Take every line that has the string "erosion" and copy it out.

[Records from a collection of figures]
━━━━━━━━━━━━━━━━━━━━━━━━━━━━━━
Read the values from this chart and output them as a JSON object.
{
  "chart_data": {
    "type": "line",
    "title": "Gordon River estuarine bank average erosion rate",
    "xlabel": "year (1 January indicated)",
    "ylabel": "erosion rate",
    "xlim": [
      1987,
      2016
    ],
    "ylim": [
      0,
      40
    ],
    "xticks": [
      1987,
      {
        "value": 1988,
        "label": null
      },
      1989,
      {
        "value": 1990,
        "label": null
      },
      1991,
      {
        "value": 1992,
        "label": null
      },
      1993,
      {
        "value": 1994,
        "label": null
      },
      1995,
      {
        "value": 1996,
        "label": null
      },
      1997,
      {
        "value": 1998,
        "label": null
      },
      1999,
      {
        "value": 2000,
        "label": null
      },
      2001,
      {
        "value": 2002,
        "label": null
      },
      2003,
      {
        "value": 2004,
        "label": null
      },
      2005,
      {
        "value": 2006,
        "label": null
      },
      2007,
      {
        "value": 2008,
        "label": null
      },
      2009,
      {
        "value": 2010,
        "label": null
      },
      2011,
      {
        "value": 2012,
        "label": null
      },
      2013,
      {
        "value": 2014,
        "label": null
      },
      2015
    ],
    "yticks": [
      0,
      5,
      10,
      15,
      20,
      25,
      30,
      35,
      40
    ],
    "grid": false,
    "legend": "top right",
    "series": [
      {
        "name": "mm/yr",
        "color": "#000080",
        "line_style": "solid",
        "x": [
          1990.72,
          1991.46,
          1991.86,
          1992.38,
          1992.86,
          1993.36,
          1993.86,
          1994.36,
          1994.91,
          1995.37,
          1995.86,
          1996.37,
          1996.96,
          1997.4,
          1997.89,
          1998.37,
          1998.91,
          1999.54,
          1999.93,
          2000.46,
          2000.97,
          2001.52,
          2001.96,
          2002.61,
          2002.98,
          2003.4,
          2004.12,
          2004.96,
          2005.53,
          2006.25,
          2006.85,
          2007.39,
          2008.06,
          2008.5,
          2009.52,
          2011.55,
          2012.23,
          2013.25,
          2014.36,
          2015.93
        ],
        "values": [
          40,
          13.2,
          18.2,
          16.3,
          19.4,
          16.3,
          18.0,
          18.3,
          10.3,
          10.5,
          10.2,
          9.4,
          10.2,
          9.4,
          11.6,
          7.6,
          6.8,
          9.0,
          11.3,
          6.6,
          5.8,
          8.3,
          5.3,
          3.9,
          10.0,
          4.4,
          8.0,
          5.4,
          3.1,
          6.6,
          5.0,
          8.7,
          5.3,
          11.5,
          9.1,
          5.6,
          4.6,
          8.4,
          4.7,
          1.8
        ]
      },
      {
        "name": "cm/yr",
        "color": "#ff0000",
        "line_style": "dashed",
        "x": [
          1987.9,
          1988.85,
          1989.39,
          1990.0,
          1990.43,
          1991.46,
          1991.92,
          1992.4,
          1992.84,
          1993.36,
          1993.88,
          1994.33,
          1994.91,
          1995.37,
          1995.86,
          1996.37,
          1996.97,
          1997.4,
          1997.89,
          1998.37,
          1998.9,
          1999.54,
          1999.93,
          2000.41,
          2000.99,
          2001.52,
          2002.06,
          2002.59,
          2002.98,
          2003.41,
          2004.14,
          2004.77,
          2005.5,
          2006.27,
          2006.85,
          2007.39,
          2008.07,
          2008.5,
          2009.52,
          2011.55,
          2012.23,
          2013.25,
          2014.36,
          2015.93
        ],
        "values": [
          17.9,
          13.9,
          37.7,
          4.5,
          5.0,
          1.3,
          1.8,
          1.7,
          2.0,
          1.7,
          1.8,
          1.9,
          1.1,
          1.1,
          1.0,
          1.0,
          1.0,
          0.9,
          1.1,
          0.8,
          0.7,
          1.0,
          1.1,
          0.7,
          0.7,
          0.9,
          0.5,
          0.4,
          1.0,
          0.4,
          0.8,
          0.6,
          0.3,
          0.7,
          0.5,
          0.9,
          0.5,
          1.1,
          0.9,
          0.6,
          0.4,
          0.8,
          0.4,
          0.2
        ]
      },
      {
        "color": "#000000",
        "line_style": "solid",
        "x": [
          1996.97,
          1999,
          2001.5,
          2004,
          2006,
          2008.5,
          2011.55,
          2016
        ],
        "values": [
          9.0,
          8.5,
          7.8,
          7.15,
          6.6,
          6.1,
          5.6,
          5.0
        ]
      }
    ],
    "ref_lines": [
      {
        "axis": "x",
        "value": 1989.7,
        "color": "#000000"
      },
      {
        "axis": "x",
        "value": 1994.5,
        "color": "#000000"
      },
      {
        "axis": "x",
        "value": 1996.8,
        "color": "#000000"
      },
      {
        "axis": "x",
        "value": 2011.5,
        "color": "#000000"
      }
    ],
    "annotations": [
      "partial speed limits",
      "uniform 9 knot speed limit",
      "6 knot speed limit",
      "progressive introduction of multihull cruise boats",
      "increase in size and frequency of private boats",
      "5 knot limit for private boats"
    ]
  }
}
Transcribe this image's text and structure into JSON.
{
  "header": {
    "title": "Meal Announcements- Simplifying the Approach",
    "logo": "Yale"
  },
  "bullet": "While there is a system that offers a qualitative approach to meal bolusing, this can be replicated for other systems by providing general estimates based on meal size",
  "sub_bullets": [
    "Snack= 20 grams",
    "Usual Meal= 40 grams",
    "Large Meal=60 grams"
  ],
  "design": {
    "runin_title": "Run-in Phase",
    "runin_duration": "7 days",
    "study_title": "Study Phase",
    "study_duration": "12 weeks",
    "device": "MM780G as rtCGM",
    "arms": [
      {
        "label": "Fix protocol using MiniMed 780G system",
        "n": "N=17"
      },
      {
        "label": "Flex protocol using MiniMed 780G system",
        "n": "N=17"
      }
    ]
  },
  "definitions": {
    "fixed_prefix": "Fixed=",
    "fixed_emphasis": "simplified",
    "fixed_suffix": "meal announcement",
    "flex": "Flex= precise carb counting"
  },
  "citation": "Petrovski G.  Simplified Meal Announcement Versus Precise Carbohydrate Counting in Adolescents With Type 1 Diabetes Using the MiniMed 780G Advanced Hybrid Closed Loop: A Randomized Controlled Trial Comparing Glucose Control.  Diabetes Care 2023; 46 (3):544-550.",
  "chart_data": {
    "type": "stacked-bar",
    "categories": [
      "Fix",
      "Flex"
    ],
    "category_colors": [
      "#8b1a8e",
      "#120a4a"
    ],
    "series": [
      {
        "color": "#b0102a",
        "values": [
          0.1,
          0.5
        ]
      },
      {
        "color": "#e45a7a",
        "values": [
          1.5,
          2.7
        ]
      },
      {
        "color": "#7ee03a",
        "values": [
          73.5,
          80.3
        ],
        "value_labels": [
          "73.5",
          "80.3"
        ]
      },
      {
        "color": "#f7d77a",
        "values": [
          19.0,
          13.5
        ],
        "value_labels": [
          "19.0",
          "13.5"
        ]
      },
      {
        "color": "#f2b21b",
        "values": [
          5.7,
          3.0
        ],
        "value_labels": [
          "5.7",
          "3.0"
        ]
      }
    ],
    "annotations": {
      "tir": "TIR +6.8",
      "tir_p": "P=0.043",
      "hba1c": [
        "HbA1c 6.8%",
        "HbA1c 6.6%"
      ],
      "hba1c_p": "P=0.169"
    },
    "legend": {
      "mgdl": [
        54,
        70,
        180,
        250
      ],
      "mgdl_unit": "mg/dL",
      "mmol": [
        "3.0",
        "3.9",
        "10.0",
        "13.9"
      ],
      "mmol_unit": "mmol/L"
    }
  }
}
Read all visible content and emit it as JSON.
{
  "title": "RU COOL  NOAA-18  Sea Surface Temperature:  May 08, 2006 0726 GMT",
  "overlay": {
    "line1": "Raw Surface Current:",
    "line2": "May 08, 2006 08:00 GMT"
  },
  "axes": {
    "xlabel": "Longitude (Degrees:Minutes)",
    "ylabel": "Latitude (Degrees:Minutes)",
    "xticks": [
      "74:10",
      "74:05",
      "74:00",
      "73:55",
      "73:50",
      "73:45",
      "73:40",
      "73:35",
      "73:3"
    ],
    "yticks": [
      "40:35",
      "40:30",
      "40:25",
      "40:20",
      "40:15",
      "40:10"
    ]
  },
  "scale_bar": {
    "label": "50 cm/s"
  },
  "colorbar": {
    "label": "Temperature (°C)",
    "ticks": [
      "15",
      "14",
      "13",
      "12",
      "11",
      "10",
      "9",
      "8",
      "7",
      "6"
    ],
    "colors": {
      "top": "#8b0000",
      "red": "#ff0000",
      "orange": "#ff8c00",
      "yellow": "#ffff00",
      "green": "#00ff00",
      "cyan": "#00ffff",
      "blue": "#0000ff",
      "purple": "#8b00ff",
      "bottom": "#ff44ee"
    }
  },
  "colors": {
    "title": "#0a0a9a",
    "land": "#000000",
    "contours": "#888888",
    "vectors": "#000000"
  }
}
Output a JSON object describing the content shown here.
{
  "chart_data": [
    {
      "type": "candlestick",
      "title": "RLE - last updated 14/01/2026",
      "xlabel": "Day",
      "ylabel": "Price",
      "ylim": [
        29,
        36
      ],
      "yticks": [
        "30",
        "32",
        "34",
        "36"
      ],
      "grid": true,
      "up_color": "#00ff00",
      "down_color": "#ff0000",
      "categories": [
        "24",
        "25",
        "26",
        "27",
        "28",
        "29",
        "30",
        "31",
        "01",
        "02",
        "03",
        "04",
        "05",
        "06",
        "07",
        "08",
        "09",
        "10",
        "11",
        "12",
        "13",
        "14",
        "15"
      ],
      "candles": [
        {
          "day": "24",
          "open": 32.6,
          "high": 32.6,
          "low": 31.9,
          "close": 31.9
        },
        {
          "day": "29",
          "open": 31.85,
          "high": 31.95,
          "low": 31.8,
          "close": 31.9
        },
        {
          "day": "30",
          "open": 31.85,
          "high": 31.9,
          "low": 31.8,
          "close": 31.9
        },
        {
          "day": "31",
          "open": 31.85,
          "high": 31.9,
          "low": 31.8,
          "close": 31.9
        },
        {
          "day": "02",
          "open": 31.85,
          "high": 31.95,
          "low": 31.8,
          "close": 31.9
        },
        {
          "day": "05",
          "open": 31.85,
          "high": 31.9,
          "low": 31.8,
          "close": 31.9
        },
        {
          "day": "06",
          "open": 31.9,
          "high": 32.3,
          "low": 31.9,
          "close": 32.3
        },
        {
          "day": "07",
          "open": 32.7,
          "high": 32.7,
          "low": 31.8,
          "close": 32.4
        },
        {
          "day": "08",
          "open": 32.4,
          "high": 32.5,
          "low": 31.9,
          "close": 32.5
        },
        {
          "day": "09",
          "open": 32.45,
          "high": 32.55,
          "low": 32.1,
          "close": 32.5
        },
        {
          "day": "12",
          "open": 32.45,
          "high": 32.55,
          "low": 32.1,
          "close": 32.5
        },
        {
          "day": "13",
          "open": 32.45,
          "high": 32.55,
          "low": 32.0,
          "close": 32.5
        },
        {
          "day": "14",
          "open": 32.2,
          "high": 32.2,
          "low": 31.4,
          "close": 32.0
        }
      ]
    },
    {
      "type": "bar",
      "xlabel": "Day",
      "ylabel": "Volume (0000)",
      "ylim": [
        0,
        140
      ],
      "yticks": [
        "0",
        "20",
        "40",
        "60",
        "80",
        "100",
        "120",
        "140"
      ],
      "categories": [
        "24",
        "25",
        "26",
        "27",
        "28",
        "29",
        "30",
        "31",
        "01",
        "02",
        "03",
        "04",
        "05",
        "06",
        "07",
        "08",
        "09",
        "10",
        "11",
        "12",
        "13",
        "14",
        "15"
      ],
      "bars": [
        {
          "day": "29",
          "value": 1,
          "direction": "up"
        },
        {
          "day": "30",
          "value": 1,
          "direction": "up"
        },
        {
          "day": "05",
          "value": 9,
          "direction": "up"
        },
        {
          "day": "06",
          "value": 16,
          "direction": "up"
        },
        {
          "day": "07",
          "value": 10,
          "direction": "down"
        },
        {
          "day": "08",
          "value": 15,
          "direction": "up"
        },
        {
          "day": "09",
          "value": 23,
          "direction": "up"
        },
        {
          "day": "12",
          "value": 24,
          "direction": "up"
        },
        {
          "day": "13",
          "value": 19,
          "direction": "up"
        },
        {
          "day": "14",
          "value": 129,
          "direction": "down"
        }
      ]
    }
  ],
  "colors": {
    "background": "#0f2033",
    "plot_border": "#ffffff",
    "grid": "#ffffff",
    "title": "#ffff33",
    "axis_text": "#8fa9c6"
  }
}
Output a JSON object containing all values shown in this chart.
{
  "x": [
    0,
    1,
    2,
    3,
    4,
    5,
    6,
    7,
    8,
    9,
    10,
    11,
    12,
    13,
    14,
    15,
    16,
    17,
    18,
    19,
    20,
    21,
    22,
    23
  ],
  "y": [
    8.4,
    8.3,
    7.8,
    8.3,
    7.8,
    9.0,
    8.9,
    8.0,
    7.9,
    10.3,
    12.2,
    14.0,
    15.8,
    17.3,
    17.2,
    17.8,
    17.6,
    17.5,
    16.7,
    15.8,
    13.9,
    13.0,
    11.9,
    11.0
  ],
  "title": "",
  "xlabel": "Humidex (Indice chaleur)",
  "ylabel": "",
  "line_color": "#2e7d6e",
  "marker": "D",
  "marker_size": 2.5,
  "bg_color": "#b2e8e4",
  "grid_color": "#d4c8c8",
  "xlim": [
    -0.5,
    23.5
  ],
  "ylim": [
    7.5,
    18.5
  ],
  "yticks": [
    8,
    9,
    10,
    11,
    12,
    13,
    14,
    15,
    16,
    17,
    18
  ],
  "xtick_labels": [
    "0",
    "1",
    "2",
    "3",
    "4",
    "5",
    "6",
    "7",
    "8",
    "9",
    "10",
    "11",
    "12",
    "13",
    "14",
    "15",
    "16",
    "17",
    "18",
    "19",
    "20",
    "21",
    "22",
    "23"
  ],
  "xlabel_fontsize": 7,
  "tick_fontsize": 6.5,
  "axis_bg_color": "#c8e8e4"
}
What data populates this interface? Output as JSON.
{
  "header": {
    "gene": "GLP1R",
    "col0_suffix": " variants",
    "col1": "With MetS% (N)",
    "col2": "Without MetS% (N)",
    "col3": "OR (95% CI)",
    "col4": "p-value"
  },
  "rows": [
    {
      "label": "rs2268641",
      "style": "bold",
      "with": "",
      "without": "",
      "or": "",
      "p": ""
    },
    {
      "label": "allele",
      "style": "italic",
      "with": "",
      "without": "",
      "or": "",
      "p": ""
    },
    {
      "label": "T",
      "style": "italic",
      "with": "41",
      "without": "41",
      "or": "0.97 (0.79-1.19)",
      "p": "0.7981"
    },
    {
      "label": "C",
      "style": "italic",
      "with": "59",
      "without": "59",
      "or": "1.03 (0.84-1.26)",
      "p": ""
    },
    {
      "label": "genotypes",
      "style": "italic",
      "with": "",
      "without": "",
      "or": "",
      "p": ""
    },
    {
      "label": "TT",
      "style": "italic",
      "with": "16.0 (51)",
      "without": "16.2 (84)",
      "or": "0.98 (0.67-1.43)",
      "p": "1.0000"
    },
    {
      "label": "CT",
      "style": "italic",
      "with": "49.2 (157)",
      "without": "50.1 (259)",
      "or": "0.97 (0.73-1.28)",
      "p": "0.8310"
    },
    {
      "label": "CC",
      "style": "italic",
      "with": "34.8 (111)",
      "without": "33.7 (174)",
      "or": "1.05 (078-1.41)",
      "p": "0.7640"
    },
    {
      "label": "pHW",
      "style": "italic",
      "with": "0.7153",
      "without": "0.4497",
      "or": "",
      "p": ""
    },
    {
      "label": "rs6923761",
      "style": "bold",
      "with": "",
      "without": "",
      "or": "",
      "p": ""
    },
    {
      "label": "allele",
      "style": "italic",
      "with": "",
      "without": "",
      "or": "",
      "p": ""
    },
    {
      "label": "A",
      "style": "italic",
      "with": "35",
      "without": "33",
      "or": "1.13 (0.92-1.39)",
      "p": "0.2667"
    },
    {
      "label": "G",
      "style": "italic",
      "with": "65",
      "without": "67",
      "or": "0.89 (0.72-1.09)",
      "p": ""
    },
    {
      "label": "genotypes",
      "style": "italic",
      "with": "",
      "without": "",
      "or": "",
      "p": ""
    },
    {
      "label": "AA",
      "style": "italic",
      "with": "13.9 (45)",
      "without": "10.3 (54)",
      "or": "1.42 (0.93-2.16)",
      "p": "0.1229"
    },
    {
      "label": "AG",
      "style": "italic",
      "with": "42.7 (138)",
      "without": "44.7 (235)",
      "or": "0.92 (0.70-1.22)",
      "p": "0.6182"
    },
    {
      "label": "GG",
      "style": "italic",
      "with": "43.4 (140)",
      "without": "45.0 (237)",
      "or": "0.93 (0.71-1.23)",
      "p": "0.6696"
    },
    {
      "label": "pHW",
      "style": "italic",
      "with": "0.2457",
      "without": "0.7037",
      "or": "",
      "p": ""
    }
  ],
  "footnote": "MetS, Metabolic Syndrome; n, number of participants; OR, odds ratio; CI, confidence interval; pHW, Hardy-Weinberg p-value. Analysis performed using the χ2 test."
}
━━━━━━━━━━━━━━━━━━━━━━━━━━━━━━
Expected output:
    "title": "Gordon River estuarine bank average erosion rate",
    "ylabel": "erosion rate",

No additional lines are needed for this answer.